━━━━━ 本文

上野動物園、第二弾は、当日のお目当てのライオンです。
多摩動物園ではライオンバスに乗らないと見えないので
上野動物園に来たのですが、こちらも展示方法が以前とは違って
ライオンは高低差のあるかなり広い熱帯庭園風の場所にいました。

一部ガラス越しに間近に見る事も出来るけど、
ライオンがそこに来てくれないと、迫力たっぷりのズームは楽しめません。

だいたいの時間、入園者の通る通路から一番離れた低い場所にいるので、
まず見つけるが大変でした。
デッサンするにも見える場所に来てくれるのを待たなければなりません。

ライオン動かないなあ、と思っていると突然位置を変えるので、
こちらにお尻を向けて顔が見えないときは、
隣のトラ舍に移動して、デッサン。

トラの方は、ライオンと全く違って、
決まった場所を行ったり来たり、0.5秒として止まることがありません。

そしてこちらはサービス精神旺盛で
時々入園者の目の前のガラスに顔を付けるようにして
通り過ぎます。

しかし、近いというだけで、動きを止めないのは同じ。
こういう動物をデッサンするのは難儀です。

動き回るトラを描くのに疲れると、ライオンが描ける位置に移動していないか
またライオン舍に確認に行きます。

それを繰り返して3度目くらいの時に、ようやく、15メートルくらい先の
丸太の上で休憩中のライオンを描くことができました。

20141024_1

20141024_2

この絵を描いている間も、そして今もこのスケッチを見ると
私の頭の中をリフレインするのがトーケンズの「ライオンは寝ている」。
The Tokens – The Lion Sleeps Tonight

片やトラは寸時も止まらないのでデッサンに工夫が必要です。

というのはトラは、ほぼ同じところを行ったり来たりするので、
「描く」と決めたアングルにトラが来た時に、一瞬を捉えて
描き加えて行きます。

下のデッサンは、見ている時間は15分くらいだったと思いますが、
このアングルになった一瞬だけ描き込んでいるので、
時間的には5分も描いて無いでしょう。

20141024_3

トラ舍には常連の「トラおじさん」がいて、
入園者がトラが思いのほか細身なので
「わあ、このトラ、スマート!」と声をあげると
「だからスマトラトラ、なんちゃってね」と合いの手を入れていました。(笑)

ところで、
トラを描きながら人々の感想を聞いていると
毛皮の模様がきれい、というのが多かったです。
トラは絶滅危惧種です。
Amazing Species: Tiger(IUCN(国際自然保護連合)の英語のサイト)(PDFファイル)

意外や意外、百獣の王と言われるライオンより、
トラのほうがネコ科の中で最も大きい動物なのですが、
今は3500頭くらいしか残ってないみたいです。

キレイな動物は、キレイがゆえに命を落とすはめになりかねないのです。

━━━━━━━━━━
━━━━━ 提供された情報

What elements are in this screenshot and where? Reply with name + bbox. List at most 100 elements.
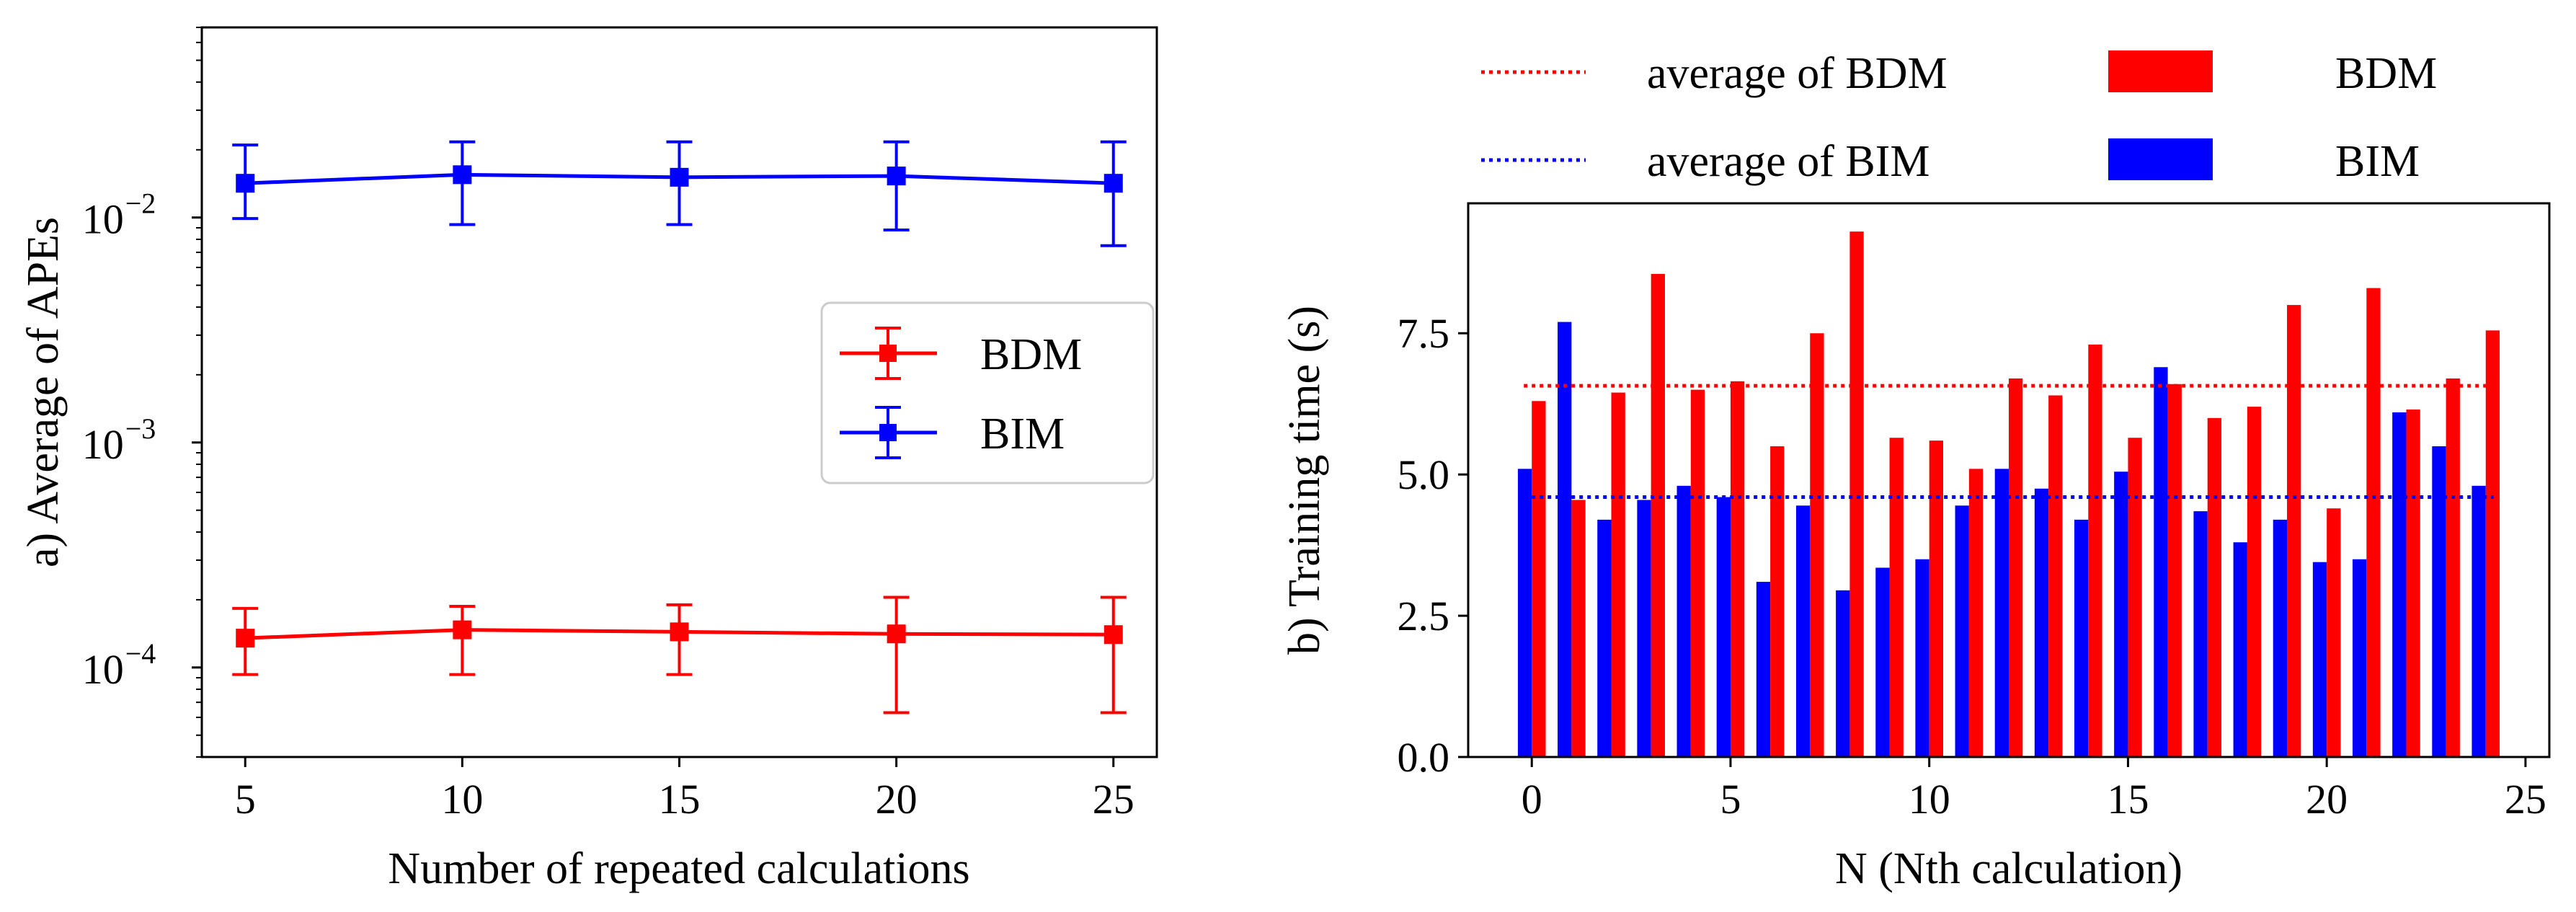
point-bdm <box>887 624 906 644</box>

━━━━━━━━━━

取り組む課題:
A. 上野動物園のスケッチについての本文で、「意外や意外」で始まる段落を、主な事実を残したまま、もっと短く書き直してください。
B. 上野動物園のスケッチについての本文の続きを、最後の文のあとから書いてください。

想定される回答:
A. ライオンより大きいトラは、ネコ科で最も大きい動物だが、今は3500頭ほどしか残っていないようだ。

B.
トラを脅かす問題(WWFのサイト)

私はデッサンに入り込むと、ほぼのまず食わずで3時間くらい野外に立ち続けます。
この日も、寝てばかりのライオンと動きすぎるトラを描いて、
帰る頃にはくたくた。
同じネコ科なのに、なぜ、ライオンとトラはこんなにも
行動が違うのかしら、
と思いつつ動物園をあとにしました。

それにしてもネコ科の動物はほんとしなやかでキレイですね。
創作意欲を刺激してくれます。

やっぱりパンダは可愛い / パンダの10秒クロッキー

今日は、と言っても日付が変わったので、
昨日21日には、久しぶりに上野動物園に行ってきました。

仕事でライオンを描こうと思ったからです。
でも、やっぱりその前に、パンダ舍に寄ってみたら、
やっぱりパンダ可愛いですね。

で、早速写真だけではなくクロキーブックを持ち出して、
10秒クロッキーです。

動物や赤ちゃんは、寝ている時以外、0.5秒と同じ格好ではいませんから、
クロッキーの練習には持ってこいです。

クロッキー(croquis(仏)というのは対象を素早く描画することで、
スケッチのうち、特に短時間(人物なら5分程度)で描かれたものを
クロッキーとよんでいます。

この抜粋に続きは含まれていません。